Stated goal - Scan the data below for the string "this". Copy every line where it appears.

-- start of Data listing --

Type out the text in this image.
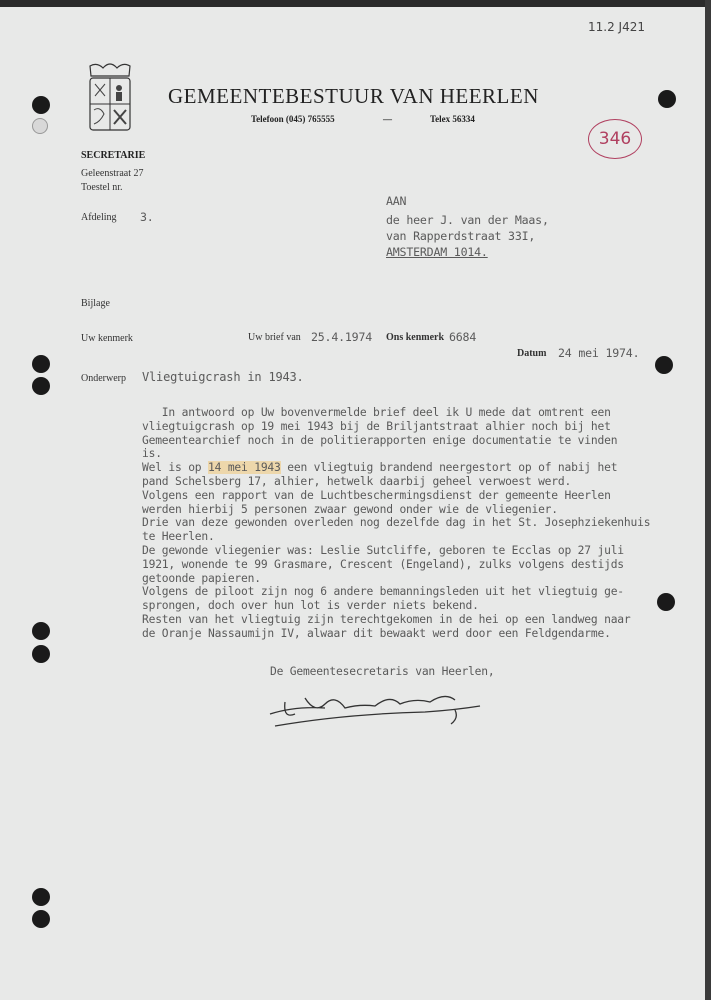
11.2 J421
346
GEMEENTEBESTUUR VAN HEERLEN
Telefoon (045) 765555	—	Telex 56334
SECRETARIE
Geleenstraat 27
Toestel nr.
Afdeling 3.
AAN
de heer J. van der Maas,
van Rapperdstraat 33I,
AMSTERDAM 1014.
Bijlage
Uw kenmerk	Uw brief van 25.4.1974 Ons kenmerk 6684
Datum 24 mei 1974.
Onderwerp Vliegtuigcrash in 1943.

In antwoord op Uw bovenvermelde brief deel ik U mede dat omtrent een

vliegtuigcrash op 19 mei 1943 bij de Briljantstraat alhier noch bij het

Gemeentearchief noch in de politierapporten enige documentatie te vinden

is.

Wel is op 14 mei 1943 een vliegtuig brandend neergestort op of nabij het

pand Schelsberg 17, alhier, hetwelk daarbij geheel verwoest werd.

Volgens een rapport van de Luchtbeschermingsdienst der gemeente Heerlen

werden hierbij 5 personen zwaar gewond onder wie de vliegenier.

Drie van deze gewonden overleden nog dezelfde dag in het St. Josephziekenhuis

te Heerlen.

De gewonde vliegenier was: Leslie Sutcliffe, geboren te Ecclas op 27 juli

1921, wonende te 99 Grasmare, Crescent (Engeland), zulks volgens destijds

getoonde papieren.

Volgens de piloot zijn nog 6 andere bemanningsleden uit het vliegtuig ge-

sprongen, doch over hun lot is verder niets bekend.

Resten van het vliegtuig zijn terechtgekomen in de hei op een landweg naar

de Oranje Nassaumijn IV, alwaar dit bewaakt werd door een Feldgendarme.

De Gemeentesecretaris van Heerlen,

-- end of Data listing --
-- start of Data listing --

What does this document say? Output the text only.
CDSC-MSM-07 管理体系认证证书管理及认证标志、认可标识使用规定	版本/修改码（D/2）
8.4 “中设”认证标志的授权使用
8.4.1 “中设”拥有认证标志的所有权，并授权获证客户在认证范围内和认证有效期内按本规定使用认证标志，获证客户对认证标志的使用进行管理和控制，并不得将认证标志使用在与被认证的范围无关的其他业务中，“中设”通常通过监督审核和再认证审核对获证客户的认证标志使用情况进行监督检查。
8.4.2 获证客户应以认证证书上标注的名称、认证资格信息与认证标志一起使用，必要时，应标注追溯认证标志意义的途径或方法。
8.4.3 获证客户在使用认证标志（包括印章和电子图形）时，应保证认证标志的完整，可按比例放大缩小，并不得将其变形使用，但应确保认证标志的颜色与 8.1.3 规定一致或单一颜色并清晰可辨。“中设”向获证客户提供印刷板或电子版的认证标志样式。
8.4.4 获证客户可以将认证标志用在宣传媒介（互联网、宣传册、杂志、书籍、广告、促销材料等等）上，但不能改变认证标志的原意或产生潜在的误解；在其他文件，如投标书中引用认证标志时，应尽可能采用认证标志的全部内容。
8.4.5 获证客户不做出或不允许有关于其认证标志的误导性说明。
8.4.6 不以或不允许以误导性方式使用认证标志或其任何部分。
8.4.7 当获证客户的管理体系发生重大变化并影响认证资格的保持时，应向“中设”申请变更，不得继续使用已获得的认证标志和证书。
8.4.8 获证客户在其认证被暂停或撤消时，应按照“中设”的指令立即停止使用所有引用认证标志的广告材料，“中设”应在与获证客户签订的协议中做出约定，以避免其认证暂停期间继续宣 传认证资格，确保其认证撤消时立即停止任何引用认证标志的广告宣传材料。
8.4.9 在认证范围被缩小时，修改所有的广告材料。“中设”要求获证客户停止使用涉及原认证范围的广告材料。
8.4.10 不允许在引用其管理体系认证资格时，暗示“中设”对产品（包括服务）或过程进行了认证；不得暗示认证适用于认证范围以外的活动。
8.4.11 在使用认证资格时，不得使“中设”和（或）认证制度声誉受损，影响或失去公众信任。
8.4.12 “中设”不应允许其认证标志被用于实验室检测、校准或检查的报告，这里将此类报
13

-- end of Data listing --

Result -
Type out the text in this image.
What does this document say? Output the text only.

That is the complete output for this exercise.